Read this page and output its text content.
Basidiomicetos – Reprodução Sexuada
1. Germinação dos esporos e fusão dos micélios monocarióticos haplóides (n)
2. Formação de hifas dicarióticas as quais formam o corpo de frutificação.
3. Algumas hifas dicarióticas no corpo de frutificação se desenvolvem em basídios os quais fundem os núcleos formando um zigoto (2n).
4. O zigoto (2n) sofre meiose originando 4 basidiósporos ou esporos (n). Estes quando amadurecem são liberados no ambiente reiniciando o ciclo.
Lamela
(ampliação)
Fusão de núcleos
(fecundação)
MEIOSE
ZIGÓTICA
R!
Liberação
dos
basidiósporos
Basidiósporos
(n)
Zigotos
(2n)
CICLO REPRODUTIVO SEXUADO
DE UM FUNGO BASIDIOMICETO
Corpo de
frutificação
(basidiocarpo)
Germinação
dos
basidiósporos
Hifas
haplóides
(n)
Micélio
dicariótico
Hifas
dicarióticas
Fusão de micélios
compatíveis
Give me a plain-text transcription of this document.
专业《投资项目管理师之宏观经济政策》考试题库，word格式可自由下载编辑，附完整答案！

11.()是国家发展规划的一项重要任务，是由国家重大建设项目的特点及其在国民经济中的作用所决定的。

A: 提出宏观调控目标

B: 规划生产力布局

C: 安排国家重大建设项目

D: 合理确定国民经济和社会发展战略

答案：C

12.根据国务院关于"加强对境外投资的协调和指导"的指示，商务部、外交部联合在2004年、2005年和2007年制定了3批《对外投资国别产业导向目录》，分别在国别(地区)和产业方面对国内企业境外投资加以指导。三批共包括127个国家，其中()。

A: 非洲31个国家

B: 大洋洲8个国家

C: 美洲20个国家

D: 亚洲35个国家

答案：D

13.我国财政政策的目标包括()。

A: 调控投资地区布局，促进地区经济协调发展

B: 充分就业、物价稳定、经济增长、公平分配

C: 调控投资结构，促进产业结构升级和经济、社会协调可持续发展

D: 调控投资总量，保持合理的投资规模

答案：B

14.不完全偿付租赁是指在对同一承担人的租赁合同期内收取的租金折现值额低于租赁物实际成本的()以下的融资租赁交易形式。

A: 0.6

§ §

Instructions for the task
List every line from the entries above in which "this" appears.

Answer
Read this page and output its text content.
Give me a plain-text transcription of this document.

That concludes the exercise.